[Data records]
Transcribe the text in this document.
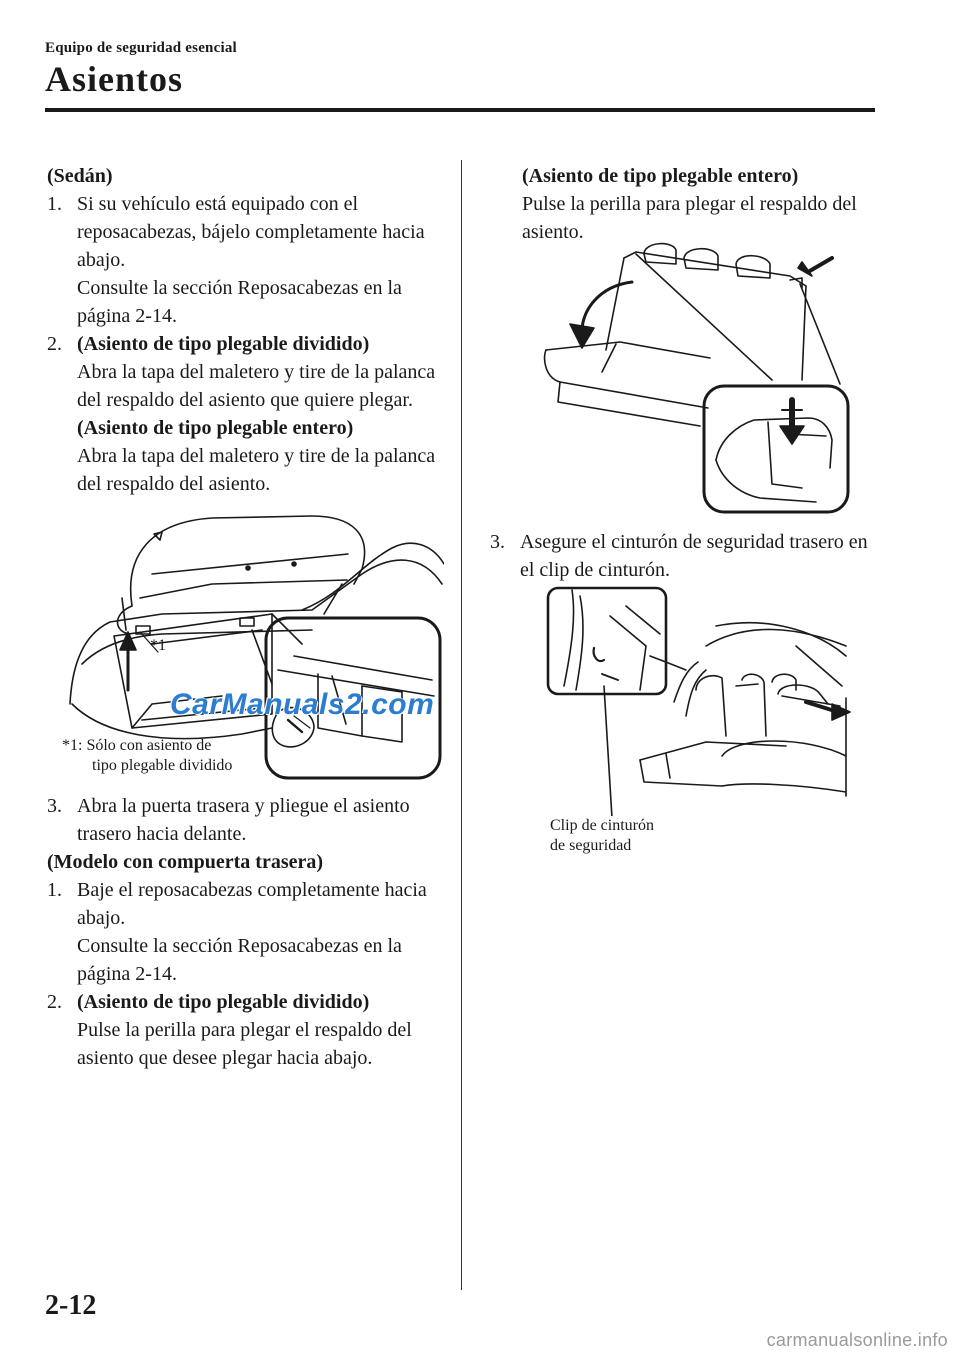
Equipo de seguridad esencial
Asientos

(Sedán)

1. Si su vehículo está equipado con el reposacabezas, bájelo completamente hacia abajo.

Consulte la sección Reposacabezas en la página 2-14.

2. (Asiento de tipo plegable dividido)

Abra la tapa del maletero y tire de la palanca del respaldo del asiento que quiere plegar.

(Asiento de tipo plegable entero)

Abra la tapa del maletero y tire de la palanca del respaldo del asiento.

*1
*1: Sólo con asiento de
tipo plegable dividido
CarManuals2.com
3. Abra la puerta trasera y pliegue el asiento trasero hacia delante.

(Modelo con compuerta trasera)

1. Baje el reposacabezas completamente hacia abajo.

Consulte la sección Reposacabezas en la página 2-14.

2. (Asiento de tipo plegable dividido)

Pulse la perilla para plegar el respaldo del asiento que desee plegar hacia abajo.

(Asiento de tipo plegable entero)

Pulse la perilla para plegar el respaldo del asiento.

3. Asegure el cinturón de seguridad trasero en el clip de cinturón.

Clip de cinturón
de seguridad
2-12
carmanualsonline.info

...

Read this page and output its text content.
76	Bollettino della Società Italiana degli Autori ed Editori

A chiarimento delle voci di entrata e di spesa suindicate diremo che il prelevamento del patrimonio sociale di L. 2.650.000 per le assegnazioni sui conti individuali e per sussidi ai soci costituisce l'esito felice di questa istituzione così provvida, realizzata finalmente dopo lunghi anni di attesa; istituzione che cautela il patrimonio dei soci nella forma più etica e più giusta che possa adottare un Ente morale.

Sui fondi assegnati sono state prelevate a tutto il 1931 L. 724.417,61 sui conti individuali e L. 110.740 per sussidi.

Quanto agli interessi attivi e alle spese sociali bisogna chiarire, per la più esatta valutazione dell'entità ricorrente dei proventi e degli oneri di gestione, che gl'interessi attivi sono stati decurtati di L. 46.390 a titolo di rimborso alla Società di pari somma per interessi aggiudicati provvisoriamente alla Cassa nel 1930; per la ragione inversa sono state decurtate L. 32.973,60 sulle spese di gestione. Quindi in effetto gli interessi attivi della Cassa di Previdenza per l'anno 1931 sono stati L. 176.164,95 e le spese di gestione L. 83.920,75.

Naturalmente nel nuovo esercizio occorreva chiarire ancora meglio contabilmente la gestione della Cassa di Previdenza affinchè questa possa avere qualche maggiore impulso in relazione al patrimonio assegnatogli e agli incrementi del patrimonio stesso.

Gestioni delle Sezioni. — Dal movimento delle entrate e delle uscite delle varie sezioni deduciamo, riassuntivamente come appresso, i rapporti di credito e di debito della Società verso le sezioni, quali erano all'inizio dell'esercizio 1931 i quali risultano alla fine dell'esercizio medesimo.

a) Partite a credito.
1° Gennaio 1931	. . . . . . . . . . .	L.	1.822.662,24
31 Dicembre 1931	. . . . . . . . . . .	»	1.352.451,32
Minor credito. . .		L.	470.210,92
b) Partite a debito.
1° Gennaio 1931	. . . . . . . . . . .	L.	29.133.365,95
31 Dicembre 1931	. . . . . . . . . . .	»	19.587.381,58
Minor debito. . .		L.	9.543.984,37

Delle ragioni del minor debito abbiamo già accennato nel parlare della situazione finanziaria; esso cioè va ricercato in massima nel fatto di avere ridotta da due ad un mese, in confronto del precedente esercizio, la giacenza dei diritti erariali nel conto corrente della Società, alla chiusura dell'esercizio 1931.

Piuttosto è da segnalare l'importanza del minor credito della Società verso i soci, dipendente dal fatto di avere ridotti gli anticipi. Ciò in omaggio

▸ **Set exercise**:
Scan the material above. Copy each line where "credito" occurs.

▸ **Correct output**:
Gestioni delle Sezioni. — Dal movimento delle entrate e delle uscite delle varie sezioni deduciamo, riassuntivamente come appresso, i rapporti di credito e di debito della Società verso le sezioni, quali erano all'inizio dell'esercizio 1931 i quali risultano alla fine dell'esercizio medesimo.
a) Partite a credito.
Minor credito. . .		L.	470.210,92
Piuttosto è da segnalare l'importanza del minor credito della Società verso i soci, dipendente dal fatto di avere ridotti gli anticipi. Ciò in omaggio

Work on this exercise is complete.